Below are the entries; state how many of their lines contain the string "Syntomus", and nothing more.

● ● ●

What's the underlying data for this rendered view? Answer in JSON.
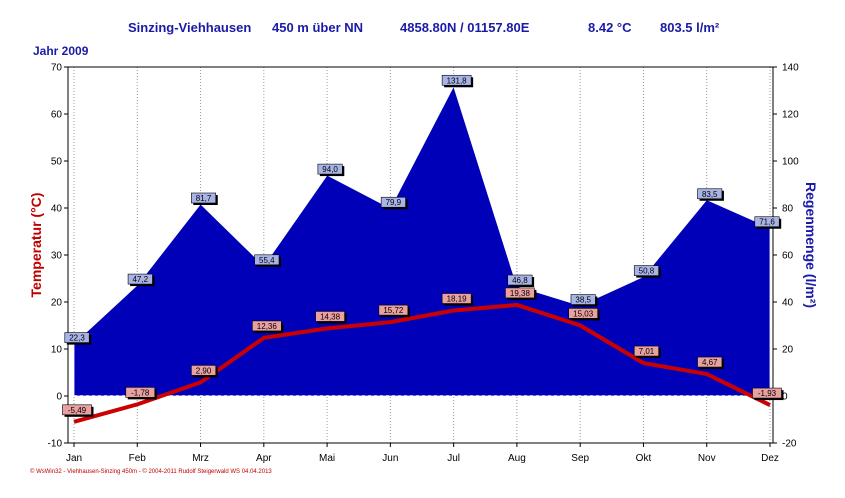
{
  "header": {
    "station": "Sinzing-Viehhausen",
    "altitude": "450 m über NN",
    "coords": "4858.80N / 01157.80E",
    "mean_temp": "8.42 °C",
    "precip_total": "803.5 l/m²",
    "year": "Jahr  2009"
  },
  "footer": "© WsWin32 - Viehhausen-Sinzing 450m - © 2004-2011 Rudolf Steigerwald WS  04.04.2013",
  "colors": {
    "rain_fill": "#0000b8",
    "temp_line": "#cc0000",
    "temp_label": "#c00000",
    "rain_label": "#1a1aa8"
  },
  "chart_data": {
    "type": "area",
    "categories": [
      "Jan",
      "Feb",
      "Mrz",
      "Apr",
      "Mai",
      "Jun",
      "Jul",
      "Aug",
      "Sep",
      "Okt",
      "Nov",
      "Dez"
    ],
    "series": [
      {
        "name": "Regenmenge",
        "axis": "right",
        "type": "area",
        "values": [
          22.3,
          47.2,
          81.7,
          55.4,
          94.0,
          79.9,
          131.8,
          46.8,
          38.5,
          50.8,
          83.5,
          71.6
        ],
        "labels": [
          "22,3",
          "47,2",
          "81,7",
          "55,4",
          "94,0",
          "79,9",
          "131,8",
          "46,8",
          "38,5",
          "50,8",
          "83,5",
          "71,6"
        ]
      },
      {
        "name": "Temperatur",
        "axis": "left",
        "type": "line",
        "values": [
          -5.49,
          -1.78,
          2.9,
          12.36,
          14.38,
          15.72,
          18.19,
          19.38,
          15.03,
          7.01,
          4.67,
          -1.93
        ],
        "labels": [
          "-5,49",
          "-1,78",
          "2,90",
          "12,36",
          "14,38",
          "15,72",
          "18,19",
          "19,38",
          "15,03",
          "7,01",
          "4,67",
          "-1,93"
        ]
      }
    ],
    "ylabel": "Temperatur  (°C)",
    "y2label": "Regenmenge  (l/m²)",
    "ylim": [
      -10,
      70
    ],
    "y2lim": [
      -20,
      140
    ],
    "yticks": [
      -10,
      0,
      10,
      20,
      30,
      40,
      50,
      60,
      70
    ],
    "y2ticks": [
      -20,
      0,
      20,
      40,
      60,
      80,
      100,
      120,
      140
    ]
  }
}
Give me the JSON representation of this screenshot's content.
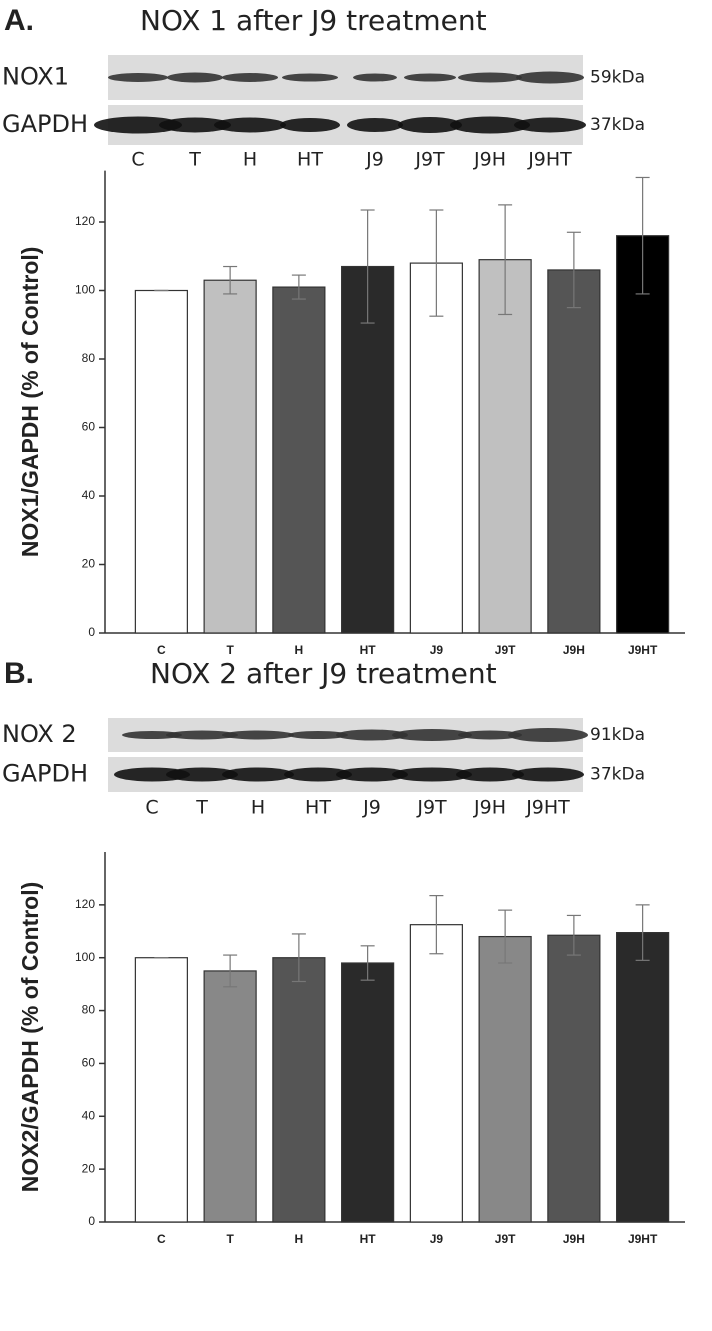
{
  "chart_data": [
    {
      "type": "bar",
      "panel_label": "A.",
      "title": "NOX 1 after J9 treatment",
      "blot": {
        "rows": [
          {
            "label": "NOX1",
            "size": "59kDa"
          },
          {
            "label": "GAPDH",
            "size": "37kDa"
          }
        ],
        "lanes": [
          "C",
          "T",
          "H",
          "HT",
          "J9",
          "J9T",
          "J9H",
          "J9HT"
        ]
      },
      "ylabel": "NOX1/GAPDH  (% of Control)",
      "categories": [
        "C",
        "T",
        "H",
        "HT",
        "J9",
        "J9T",
        "J9H",
        "J9HT"
      ],
      "values": [
        100,
        103,
        101,
        107,
        108,
        109,
        106,
        116
      ],
      "errors": [
        0,
        4,
        3.5,
        16.5,
        15.5,
        16,
        11,
        17
      ],
      "colors": [
        "#ffffff",
        "#c0c0c0",
        "#555555",
        "#2a2a2a",
        "#ffffff",
        "#c0c0c0",
        "#555555",
        "#000000"
      ],
      "ylim": [
        0,
        135
      ],
      "yticks": [
        0,
        20,
        40,
        60,
        80,
        100,
        120
      ]
    },
    {
      "type": "bar",
      "panel_label": "B.",
      "title": "NOX 2 after J9 treatment",
      "blot": {
        "rows": [
          {
            "label": "NOX 2",
            "size": "91kDa"
          },
          {
            "label": "GAPDH",
            "size": "37kDa"
          }
        ],
        "lanes": [
          "C",
          "T",
          "H",
          "HT",
          "J9",
          "J9T",
          "J9H",
          "J9HT"
        ]
      },
      "ylabel": "NOX2/GAPDH  (% of Control)",
      "categories": [
        "C",
        "T",
        "H",
        "HT",
        "J9",
        "J9T",
        "J9H",
        "J9HT"
      ],
      "values": [
        100,
        95,
        100,
        98,
        112.5,
        108,
        108.5,
        109.5
      ],
      "errors": [
        0,
        6,
        9,
        6.5,
        11,
        10,
        7.5,
        10.5
      ],
      "colors": [
        "#ffffff",
        "#888888",
        "#555555",
        "#2a2a2a",
        "#ffffff",
        "#888888",
        "#555555",
        "#2a2a2a"
      ],
      "ylim": [
        0,
        140
      ],
      "yticks": [
        0,
        20,
        40,
        60,
        80,
        100,
        120
      ]
    }
  ]
}
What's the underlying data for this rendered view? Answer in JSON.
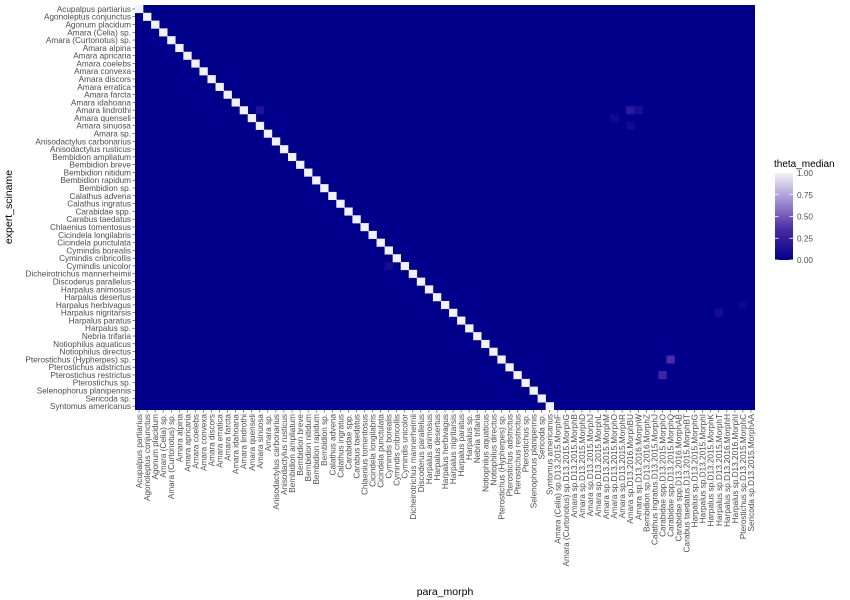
{
  "chart_data": {
    "type": "heatmap",
    "xlabel": "para_morph",
    "ylabel": "expert_sciname",
    "y_categories": [
      "Acupalpus partiarius",
      "Agonoleptus conjunctus",
      "Agonum placidum",
      "Amara (Celia) sp.",
      "Amara (Curtonotus) sp.",
      "Amara alpina",
      "Amara apricaria",
      "Amara coelebs",
      "Amara convexa",
      "Amara discors",
      "Amara erratica",
      "Amara farcta",
      "Amara idahoana",
      "Amara lindrothi",
      "Amara quenseli",
      "Amara sinuosa",
      "Amara sp.",
      "Anisodactylus carbonarius",
      "Anisodactylus rusticus",
      "Bembidion ampliatum",
      "Bembidion breve",
      "Bembidion nitidum",
      "Bembidion rapidum",
      "Bembidion sp.",
      "Calathus advena",
      "Calathus ingratus",
      "Carabidae spp.",
      "Carabus taedatus",
      "Chlaenius tomentosus",
      "Cicindela longilabris",
      "Cicindela punctulata",
      "Cymindis borealis",
      "Cymindis cribricollis",
      "Cymindis unicolor",
      "Dicheirotrichus mannerheimii",
      "Discoderus parallelus",
      "Harpalus animosus",
      "Harpalus desertus",
      "Harpalus herbivagus",
      "Harpalus nigritarsis",
      "Harpalus paratus",
      "Harpalus sp.",
      "Nebria trifaria",
      "Notiophilus aquaticus",
      "Notiophilus directus",
      "Pterostichus (Hypherpes) sp.",
      "Pterostichus adstrictus",
      "Pterostichus restrictus",
      "Pterostichus sp.",
      "Selenophorus planipennis",
      "Sericoda sp.",
      "Syntomus americanus"
    ],
    "x_categories": [
      "Acupalpus partiarius",
      "Agonoleptus conjunctus",
      "Agonum placidum",
      "Amara (Celia) sp.",
      "Amara (Curtonotus) sp.",
      "Amara alpina",
      "Amara apricaria",
      "Amara coelebs",
      "Amara convexa",
      "Amara discors",
      "Amara erratica",
      "Amara farcta",
      "Amara idahoana",
      "Amara lindrothi",
      "Amara quenseli",
      "Amara sinuosa",
      "Amara sp.",
      "Anisodactylus carbonarius",
      "Anisodactylus rusticus",
      "Bembidion ampliatum",
      "Bembidion breve",
      "Bembidion nitidum",
      "Bembidion rapidum",
      "Bembidion sp.",
      "Calathus advena",
      "Calathus ingratus",
      "Carabidae spp.",
      "Carabus taedatus",
      "Chlaenius tomentosus",
      "Cicindela longilabris",
      "Cicindela punctulata",
      "Cymindis borealis",
      "Cymindis cribricollis",
      "Cymindis unicolor",
      "Dicheirotrichus mannerheimii",
      "Discoderus parallelus",
      "Harpalus animosus",
      "Harpalus desertus",
      "Harpalus herbivagus",
      "Harpalus nigritarsis",
      "Harpalus paratus",
      "Harpalus sp.",
      "Nebria trifaria",
      "Notiophilus aquaticus",
      "Notiophilus directus",
      "Pterostichus (Hypherpes) sp.",
      "Pterostichus adstrictus",
      "Pterostichus restrictus",
      "Pterostichus sp.",
      "Selenophorus planipennis",
      "Sericoda sp.",
      "Syntomus americanus",
      "Amara (Celia) sp.D13.2015.MorphF",
      "Amara (Curtonotus) sp.D13.2015.MorphG",
      "Amara sp.D13.2015.MorphB",
      "Amara sp.D13.2015.MorphD",
      "Amara sp.D13.2015.MorphJ",
      "Amara sp.D13.2015.MorphL",
      "Amara sp.D13.2015.MorphM",
      "Amara sp.D13.2015.MorphO",
      "Amara sp.D13.2015.MorphR",
      "Amara sp.D13.2016.MorphBU",
      "Amara sp.D13.2016.MorphW",
      "Bembidion sp.D13.2016.MorphZ",
      "Calathus ingratus.D13.2015.MorphJ",
      "Carabidae spp.D13.2015.MorphO",
      "Carabidae spp.D13.2015.MorphQ",
      "Carabidae spp.D13.2016.MorphAB",
      "Carabus taedatus.D13.2015.MorphBT",
      "Harpalus sp.D13.2015.MorphG",
      "Harpalus sp.D13.2015.MorphI",
      "Harpalus sp.D13.2015.MorphK",
      "Harpalus sp.D13.2015.MorphT",
      "Harpalus sp.D13.2016.MorphH",
      "Harpalus sp.D13.2016.MorphI",
      "Pterostichus sp.D13.2015.MorphC",
      "Sericoda sp.D13.2015.MorphAA"
    ],
    "diagonal_value": 1.0,
    "background_value": 0.0,
    "offdiag_cells": [
      {
        "row": "Amara lindrothi",
        "col": "Amara sinuosa",
        "value": 0.15
      },
      {
        "row": "Amara lindrothi",
        "col": "Amara sp.D13.2016.MorphBU",
        "value": 0.2
      },
      {
        "row": "Amara lindrothi",
        "col": "Amara sp.D13.2016.MorphW",
        "value": 0.12
      },
      {
        "row": "Amara quenseli",
        "col": "Amara sp.D13.2015.MorphO",
        "value": 0.08
      },
      {
        "row": "Amara sinuosa",
        "col": "Amara sp.D13.2016.MorphBU",
        "value": 0.08
      },
      {
        "row": "Cymindis unicolor",
        "col": "Cymindis borealis",
        "value": 0.1
      },
      {
        "row": "Harpalus nigritarsis",
        "col": "Harpalus sp.D13.2015.MorphT",
        "value": 0.1
      },
      {
        "row": "Harpalus herbivagus",
        "col": "Pterostichus sp.D13.2015.MorphC",
        "value": 0.06
      },
      {
        "row": "Pterostichus (Hypherpes) sp.",
        "col": "Carabidae spp.D13.2015.MorphQ",
        "value": 0.35
      },
      {
        "row": "Pterostichus restrictus",
        "col": "Carabidae spp.D13.2015.MorphO",
        "value": 0.3
      }
    ],
    "legend": {
      "title": "theta_median",
      "ticks": [
        "1.00",
        "0.75",
        "0.50",
        "0.25",
        "0.00"
      ],
      "tick_values": [
        1.0,
        0.75,
        0.5,
        0.25,
        0.0
      ],
      "placement": "right"
    },
    "colors": {
      "low": "#00008b",
      "high": "#f2f0f8",
      "mid": "#6a4fb5"
    },
    "grid": false
  }
}
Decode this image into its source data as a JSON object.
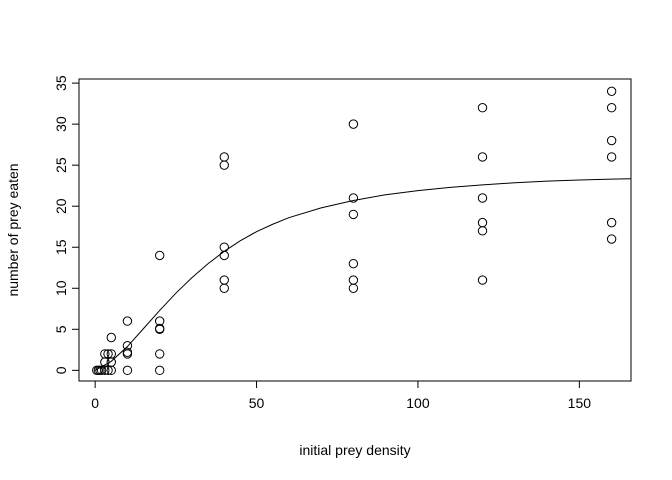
{
  "chart_data": {
    "type": "scatter",
    "title": "",
    "xlabel": "initial prey density",
    "ylabel": "number of prey eaten",
    "xlim": [
      -5,
      166
    ],
    "ylim": [
      -1.3,
      35.5
    ],
    "xticks": [
      0,
      50,
      100,
      150
    ],
    "yticks": [
      0,
      5,
      10,
      15,
      20,
      25,
      30,
      35
    ],
    "grid": false,
    "points": [
      {
        "x": 0.5,
        "y": 0
      },
      {
        "x": 1,
        "y": 0
      },
      {
        "x": 1.5,
        "y": 0
      },
      {
        "x": 2,
        "y": 0
      },
      {
        "x": 3,
        "y": 0
      },
      {
        "x": 3,
        "y": 1
      },
      {
        "x": 3,
        "y": 2
      },
      {
        "x": 4,
        "y": 0
      },
      {
        "x": 4,
        "y": 2
      },
      {
        "x": 5,
        "y": 1
      },
      {
        "x": 5,
        "y": 2
      },
      {
        "x": 5,
        "y": 4
      },
      {
        "x": 5,
        "y": 0
      },
      {
        "x": 10,
        "y": 0
      },
      {
        "x": 10,
        "y": 2
      },
      {
        "x": 10,
        "y": 2.2
      },
      {
        "x": 10,
        "y": 3
      },
      {
        "x": 10,
        "y": 6
      },
      {
        "x": 20,
        "y": 0
      },
      {
        "x": 20,
        "y": 2
      },
      {
        "x": 20,
        "y": 5
      },
      {
        "x": 20,
        "y": 5.1
      },
      {
        "x": 20,
        "y": 6
      },
      {
        "x": 20,
        "y": 14
      },
      {
        "x": 40,
        "y": 10
      },
      {
        "x": 40,
        "y": 11
      },
      {
        "x": 40,
        "y": 14
      },
      {
        "x": 40,
        "y": 15
      },
      {
        "x": 40,
        "y": 25
      },
      {
        "x": 40,
        "y": 26
      },
      {
        "x": 80,
        "y": 10
      },
      {
        "x": 80,
        "y": 11
      },
      {
        "x": 80,
        "y": 13
      },
      {
        "x": 80,
        "y": 19
      },
      {
        "x": 80,
        "y": 21
      },
      {
        "x": 80,
        "y": 30
      },
      {
        "x": 120,
        "y": 11
      },
      {
        "x": 120,
        "y": 17
      },
      {
        "x": 120,
        "y": 18
      },
      {
        "x": 120,
        "y": 21
      },
      {
        "x": 120,
        "y": 26
      },
      {
        "x": 120,
        "y": 32
      },
      {
        "x": 160,
        "y": 16
      },
      {
        "x": 160,
        "y": 18
      },
      {
        "x": 160,
        "y": 26
      },
      {
        "x": 160,
        "y": 28
      },
      {
        "x": 160,
        "y": 32
      },
      {
        "x": 160,
        "y": 34
      }
    ],
    "curve": {
      "x": [
        0,
        5,
        10,
        15,
        20,
        25,
        30,
        35,
        40,
        45,
        50,
        55,
        60,
        70,
        80,
        90,
        100,
        110,
        120,
        130,
        140,
        150,
        160,
        166
      ],
      "y": [
        0,
        1.1,
        2.9,
        5.1,
        7.3,
        9.4,
        11.3,
        13.0,
        14.5,
        15.8,
        16.9,
        17.8,
        18.6,
        19.8,
        20.7,
        21.4,
        21.9,
        22.3,
        22.6,
        22.85,
        23.05,
        23.2,
        23.3,
        23.35
      ]
    }
  }
}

● ● ●

:: Reply ::
2